- **Records for the exercise**:

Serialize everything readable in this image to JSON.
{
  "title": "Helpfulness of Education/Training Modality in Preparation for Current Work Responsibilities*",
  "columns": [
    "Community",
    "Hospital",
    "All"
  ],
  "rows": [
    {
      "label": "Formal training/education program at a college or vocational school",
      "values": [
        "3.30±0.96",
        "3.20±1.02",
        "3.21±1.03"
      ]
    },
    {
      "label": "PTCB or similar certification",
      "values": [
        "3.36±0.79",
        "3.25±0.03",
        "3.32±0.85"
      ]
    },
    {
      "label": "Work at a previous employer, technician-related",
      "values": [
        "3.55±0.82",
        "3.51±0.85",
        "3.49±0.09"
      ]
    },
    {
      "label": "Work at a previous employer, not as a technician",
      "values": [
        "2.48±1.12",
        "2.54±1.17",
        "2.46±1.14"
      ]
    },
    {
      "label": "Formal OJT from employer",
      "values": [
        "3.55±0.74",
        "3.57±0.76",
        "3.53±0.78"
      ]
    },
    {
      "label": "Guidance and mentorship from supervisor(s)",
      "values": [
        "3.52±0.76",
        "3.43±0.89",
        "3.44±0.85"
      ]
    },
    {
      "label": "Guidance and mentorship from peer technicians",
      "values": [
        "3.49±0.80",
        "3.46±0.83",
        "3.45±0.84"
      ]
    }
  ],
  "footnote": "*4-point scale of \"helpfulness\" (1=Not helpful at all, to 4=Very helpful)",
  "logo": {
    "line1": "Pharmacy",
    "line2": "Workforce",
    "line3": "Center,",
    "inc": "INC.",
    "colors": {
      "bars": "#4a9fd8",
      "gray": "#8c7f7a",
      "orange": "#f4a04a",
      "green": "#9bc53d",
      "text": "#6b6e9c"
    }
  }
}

- **Work required**: Look through the data and show every line containing "previous".

- **Correct output**:
      "label": "Work at a previous employer, technician-related",
      "label": "Work at a previous employer, not as a technician",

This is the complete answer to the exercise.